[YOUR TASK]: Are you able to quote each entry exactly as written?

========

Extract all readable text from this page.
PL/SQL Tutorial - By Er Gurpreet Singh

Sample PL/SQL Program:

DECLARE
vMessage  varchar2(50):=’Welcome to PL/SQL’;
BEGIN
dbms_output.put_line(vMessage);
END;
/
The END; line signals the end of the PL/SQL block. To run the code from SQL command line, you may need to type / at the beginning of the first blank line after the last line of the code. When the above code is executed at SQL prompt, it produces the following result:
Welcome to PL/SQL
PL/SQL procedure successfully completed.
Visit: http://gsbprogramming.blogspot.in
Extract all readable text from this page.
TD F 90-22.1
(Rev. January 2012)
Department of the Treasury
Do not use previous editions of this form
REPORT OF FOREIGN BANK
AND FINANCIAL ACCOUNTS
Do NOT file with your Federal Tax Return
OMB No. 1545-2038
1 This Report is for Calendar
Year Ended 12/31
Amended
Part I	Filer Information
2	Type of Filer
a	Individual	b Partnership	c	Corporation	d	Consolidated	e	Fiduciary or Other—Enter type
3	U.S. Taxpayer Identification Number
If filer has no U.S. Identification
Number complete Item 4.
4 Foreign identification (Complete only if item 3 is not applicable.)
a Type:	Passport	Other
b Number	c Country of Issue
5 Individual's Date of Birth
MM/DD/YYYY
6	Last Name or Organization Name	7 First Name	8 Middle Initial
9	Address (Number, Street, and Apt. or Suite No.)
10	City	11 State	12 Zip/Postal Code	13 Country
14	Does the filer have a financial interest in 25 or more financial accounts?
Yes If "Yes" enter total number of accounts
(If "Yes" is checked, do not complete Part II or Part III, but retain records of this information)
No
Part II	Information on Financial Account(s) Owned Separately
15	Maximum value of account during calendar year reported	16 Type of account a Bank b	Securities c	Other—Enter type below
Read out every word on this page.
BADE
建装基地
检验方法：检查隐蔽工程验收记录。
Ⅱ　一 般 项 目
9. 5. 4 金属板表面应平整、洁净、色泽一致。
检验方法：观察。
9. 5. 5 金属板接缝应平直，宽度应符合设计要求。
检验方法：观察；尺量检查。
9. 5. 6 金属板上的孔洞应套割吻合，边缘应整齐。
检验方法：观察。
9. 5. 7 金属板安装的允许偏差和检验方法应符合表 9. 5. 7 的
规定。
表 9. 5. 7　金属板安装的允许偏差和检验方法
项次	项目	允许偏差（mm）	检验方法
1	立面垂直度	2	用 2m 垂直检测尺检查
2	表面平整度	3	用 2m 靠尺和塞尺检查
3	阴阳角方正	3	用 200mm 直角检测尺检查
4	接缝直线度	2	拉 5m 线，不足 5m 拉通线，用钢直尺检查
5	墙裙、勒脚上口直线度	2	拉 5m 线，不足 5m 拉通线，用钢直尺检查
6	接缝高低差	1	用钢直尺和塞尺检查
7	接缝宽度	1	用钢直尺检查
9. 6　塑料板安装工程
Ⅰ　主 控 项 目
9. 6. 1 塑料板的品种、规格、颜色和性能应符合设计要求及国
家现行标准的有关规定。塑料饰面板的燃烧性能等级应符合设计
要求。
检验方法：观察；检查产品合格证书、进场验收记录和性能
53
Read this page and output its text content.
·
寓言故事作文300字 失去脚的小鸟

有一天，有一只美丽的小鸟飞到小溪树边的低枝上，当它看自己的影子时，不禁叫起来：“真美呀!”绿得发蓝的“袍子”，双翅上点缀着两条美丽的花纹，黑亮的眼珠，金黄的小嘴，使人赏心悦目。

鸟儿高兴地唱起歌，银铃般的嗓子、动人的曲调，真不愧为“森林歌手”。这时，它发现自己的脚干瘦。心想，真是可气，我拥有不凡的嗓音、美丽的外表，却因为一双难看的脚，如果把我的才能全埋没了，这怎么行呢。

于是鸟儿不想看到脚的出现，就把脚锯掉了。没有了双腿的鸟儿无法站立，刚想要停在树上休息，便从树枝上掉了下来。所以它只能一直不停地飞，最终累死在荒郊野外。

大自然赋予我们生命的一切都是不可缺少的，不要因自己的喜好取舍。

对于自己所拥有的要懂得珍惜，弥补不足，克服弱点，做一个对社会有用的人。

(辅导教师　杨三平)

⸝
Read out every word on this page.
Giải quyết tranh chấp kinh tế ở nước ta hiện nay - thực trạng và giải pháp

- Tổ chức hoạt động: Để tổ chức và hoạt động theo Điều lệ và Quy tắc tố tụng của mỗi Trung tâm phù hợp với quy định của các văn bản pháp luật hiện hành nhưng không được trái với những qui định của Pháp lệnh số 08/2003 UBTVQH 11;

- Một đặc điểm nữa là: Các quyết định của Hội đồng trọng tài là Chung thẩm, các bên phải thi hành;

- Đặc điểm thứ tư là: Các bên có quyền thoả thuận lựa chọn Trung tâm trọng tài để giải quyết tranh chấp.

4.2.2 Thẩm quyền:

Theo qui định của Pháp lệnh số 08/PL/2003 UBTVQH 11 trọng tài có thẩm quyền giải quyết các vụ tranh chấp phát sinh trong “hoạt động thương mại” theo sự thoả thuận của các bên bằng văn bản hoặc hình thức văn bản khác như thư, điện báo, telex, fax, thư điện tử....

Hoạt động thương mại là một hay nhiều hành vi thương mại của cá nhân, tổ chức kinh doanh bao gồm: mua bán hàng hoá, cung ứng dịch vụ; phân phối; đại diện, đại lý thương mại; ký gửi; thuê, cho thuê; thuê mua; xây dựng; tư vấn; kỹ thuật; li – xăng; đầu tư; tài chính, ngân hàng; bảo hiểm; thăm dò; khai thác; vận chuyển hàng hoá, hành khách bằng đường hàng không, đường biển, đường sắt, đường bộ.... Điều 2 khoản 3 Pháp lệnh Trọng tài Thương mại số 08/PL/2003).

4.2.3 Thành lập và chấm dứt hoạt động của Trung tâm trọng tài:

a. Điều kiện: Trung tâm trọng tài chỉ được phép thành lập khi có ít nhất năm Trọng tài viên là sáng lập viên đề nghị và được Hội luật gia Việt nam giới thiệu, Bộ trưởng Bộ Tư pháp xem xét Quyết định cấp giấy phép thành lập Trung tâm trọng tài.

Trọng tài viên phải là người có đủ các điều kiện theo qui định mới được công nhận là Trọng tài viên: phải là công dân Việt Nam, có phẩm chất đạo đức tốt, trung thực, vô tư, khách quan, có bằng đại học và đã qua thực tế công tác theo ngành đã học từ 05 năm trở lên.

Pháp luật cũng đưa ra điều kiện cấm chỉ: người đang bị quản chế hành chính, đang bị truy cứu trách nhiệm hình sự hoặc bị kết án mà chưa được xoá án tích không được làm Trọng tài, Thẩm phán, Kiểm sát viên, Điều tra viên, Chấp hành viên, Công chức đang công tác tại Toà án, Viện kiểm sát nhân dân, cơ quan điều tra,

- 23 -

========

[RESPONSE TO THIS EXERCISE]:
Extract all readable text from this page.
PL/SQL Tutorial - By Er Gurpreet Singh

Sample PL/SQL Program:

DECLARE
vMessage  varchar2(50):=’Welcome to PL/SQL’;
BEGIN
dbms_output.put_line(vMessage);
END;
/
The END; line signals the end of the PL/SQL block. To run the code from SQL command line, you may need to type / at the beginning of the first blank line after the last line of the code. When the above code is executed at SQL prompt, it produces the following result:
Welcome to PL/SQL
PL/SQL procedure successfully completed.
Visit: http://gsbprogramming.blogspot.in
Extract all readable text from this page.
TD F 90-22.1
(Rev. January 2012)
Department of the Treasury
Do not use previous editions of this form
REPORT OF FOREIGN BANK
AND FINANCIAL ACCOUNTS
Do NOT file with your Federal Tax Return
OMB No. 1545-2038
1 This Report is for Calendar
Year Ended 12/31
Amended
Part I	Filer Information
2	Type of Filer
a	Individual	b Partnership	c	Corporation	d	Consolidated	e	Fiduciary or Other—Enter type
3	U.S. Taxpayer Identification Number
If filer has no U.S. Identification
Number complete Item 4.
4 Foreign identification (Complete only if item 3 is not applicable.)
a Type:	Passport	Other
b Number	c Country of Issue
5 Individual's Date of Birth
MM/DD/YYYY
6	Last Name or Organization Name	7 First Name	8 Middle Initial
9	Address (Number, Street, and Apt. or Suite No.)
10	City	11 State	12 Zip/Postal Code	13 Country
14	Does the filer have a financial interest in 25 or more financial accounts?
Yes If "Yes" enter total number of accounts
(If "Yes" is checked, do not complete Part II or Part III, but retain records of this information)
No
Part II	Information on Financial Account(s) Owned Separately
15	Maximum value of account during calendar year reported	16 Type of account a Bank b	Securities c	Other—Enter type below
Read out every word on this page.
BADE
建装基地
检验方法：检查隐蔽工程验收记录。
Ⅱ　一 般 项 目
9. 5. 4 金属板表面应平整、洁净、色泽一致。
检验方法：观察。
9. 5. 5 金属板接缝应平直，宽度应符合设计要求。
检验方法：观察；尺量检查。
9. 5. 6 金属板上的孔洞应套割吻合，边缘应整齐。
检验方法：观察。
9. 5. 7 金属板安装的允许偏差和检验方法应符合表 9. 5. 7 的
规定。
表 9. 5. 7　金属板安装的允许偏差和检验方法
项次	项目	允许偏差（mm）	检验方法
1	立面垂直度	2	用 2m 垂直检测尺检查
2	表面平整度	3	用 2m 靠尺和塞尺检查
3	阴阳角方正	3	用 200mm 直角检测尺检查
4	接缝直线度	2	拉 5m 线，不足 5m 拉通线，用钢直尺检查
5	墙裙、勒脚上口直线度	2	拉 5m 线，不足 5m 拉通线，用钢直尺检查
6	接缝高低差	1	用钢直尺和塞尺检查
7	接缝宽度	1	用钢直尺检查
9. 6　塑料板安装工程
Ⅰ　主 控 项 目
9. 6. 1 塑料板的品种、规格、颜色和性能应符合设计要求及国
家现行标准的有关规定。塑料饰面板的燃烧性能等级应符合设计
要求。
检验方法：观察；检查产品合格证书、进场验收记录和性能
53
Read this page and output its text content.
·
寓言故事作文300字 失去脚的小鸟

有一天，有一只美丽的小鸟飞到小溪树边的低枝上，当它看自己的影子时，不禁叫起来：“真美呀!”绿得发蓝的“袍子”，双翅上点缀着两条美丽的花纹，黑亮的眼珠，金黄的小嘴，使人赏心悦目。

鸟儿高兴地唱起歌，银铃般的嗓子、动人的曲调，真不愧为“森林歌手”。这时，它发现自己的脚干瘦。心想，真是可气，我拥有不凡的嗓音、美丽的外表，却因为一双难看的脚，如果把我的才能全埋没了，这怎么行呢。

于是鸟儿不想看到脚的出现，就把脚锯掉了。没有了双腿的鸟儿无法站立，刚想要停在树上休息，便从树枝上掉了下来。所以它只能一直不停地飞，最终累死在荒郊野外。

大自然赋予我们生命的一切都是不可缺少的，不要因自己的喜好取舍。

对于自己所拥有的要懂得珍惜，弥补不足，克服弱点，做一个对社会有用的人。

(辅导教师　杨三平)

⸝
Read out every word on this page.
Giải quyết tranh chấp kinh tế ở nước ta hiện nay - thực trạng và giải pháp

- Tổ chức hoạt động: Để tổ chức và hoạt động theo Điều lệ và Quy tắc tố tụng của mỗi Trung tâm phù hợp với quy định của các văn bản pháp luật hiện hành nhưng không được trái với những qui định của Pháp lệnh số 08/2003 UBTVQH 11;

- Một đặc điểm nữa là: Các quyết định của Hội đồng trọng tài là Chung thẩm, các bên phải thi hành;

- Đặc điểm thứ tư là: Các bên có quyền thoả thuận lựa chọn Trung tâm trọng tài để giải quyết tranh chấp.

4.2.2 Thẩm quyền:

Theo qui định của Pháp lệnh số 08/PL/2003 UBTVQH 11 trọng tài có thẩm quyền giải quyết các vụ tranh chấp phát sinh trong “hoạt động thương mại” theo sự thoả thuận của các bên bằng văn bản hoặc hình thức văn bản khác như thư, điện báo, telex, fax, thư điện tử....

Hoạt động thương mại là một hay nhiều hành vi thương mại của cá nhân, tổ chức kinh doanh bao gồm: mua bán hàng hoá, cung ứng dịch vụ; phân phối; đại diện, đại lý thương mại; ký gửi; thuê, cho thuê; thuê mua; xây dựng; tư vấn; kỹ thuật; li – xăng; đầu tư; tài chính, ngân hàng; bảo hiểm; thăm dò; khai thác; vận chuyển hàng hoá, hành khách bằng đường hàng không, đường biển, đường sắt, đường bộ.... Điều 2 khoản 3 Pháp lệnh Trọng tài Thương mại số 08/PL/2003).

4.2.3 Thành lập và chấm dứt hoạt động của Trung tâm trọng tài:

a. Điều kiện: Trung tâm trọng tài chỉ được phép thành lập khi có ít nhất năm Trọng tài viên là sáng lập viên đề nghị và được Hội luật gia Việt nam giới thiệu, Bộ trưởng Bộ Tư pháp xem xét Quyết định cấp giấy phép thành lập Trung tâm trọng tài.

Trọng tài viên phải là người có đủ các điều kiện theo qui định mới được công nhận là Trọng tài viên: phải là công dân Việt Nam, có phẩm chất đạo đức tốt, trung thực, vô tư, khách quan, có bằng đại học và đã qua thực tế công tác theo ngành đã học từ 05 năm trở lên.

Pháp luật cũng đưa ra điều kiện cấm chỉ: người đang bị quản chế hành chính, đang bị truy cứu trách nhiệm hình sự hoặc bị kết án mà chưa được xoá án tích không được làm Trọng tài, Thẩm phán, Kiểm sát viên, Điều tra viên, Chấp hành viên, Công chức đang công tác tại Toà án, Viện kiểm sát nhân dân, cơ quan điều tra,

- 23 -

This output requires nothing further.